## begin DATA LINES

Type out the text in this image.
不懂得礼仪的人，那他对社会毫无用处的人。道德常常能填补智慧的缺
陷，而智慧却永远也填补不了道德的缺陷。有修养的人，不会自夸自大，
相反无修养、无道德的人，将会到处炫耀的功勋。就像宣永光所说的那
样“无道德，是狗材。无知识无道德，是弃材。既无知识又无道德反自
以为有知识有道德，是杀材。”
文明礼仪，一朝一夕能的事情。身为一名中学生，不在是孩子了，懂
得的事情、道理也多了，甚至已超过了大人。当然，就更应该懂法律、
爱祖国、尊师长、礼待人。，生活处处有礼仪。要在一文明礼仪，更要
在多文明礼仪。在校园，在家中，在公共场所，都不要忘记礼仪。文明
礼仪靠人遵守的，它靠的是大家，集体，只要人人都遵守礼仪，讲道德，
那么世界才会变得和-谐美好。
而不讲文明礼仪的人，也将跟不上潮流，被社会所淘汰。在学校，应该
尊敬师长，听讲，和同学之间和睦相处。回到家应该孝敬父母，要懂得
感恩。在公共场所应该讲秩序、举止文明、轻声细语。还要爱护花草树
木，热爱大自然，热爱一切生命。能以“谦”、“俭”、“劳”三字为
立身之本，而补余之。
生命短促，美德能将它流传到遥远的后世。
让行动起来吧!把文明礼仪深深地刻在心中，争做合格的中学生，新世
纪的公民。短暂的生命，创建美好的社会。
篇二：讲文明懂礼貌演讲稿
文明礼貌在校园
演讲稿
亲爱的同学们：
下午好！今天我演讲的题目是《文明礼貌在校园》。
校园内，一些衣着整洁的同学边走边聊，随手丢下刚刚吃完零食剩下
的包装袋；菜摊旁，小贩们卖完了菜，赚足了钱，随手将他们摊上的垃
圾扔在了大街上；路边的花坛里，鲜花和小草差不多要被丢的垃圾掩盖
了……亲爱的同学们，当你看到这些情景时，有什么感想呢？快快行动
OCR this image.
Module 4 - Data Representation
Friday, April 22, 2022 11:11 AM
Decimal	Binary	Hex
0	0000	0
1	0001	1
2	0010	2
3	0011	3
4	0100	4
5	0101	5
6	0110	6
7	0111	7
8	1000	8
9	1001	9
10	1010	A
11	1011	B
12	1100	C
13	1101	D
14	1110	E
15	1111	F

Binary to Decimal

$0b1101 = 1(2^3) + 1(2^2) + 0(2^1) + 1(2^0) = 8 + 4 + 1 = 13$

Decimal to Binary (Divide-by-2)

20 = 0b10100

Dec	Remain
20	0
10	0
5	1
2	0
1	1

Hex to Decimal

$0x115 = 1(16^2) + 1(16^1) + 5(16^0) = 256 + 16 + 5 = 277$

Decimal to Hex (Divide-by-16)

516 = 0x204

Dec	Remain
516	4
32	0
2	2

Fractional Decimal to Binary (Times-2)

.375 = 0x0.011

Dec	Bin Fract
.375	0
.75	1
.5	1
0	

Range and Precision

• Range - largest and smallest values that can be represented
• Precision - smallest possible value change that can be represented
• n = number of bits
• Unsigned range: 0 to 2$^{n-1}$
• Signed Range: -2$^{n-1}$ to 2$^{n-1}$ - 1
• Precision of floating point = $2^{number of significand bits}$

## end DATA LINES

DO THIS: How many lines in the listing above contain "Precision"? Answer with the number alone.

COMPLETE RESPONSE: 3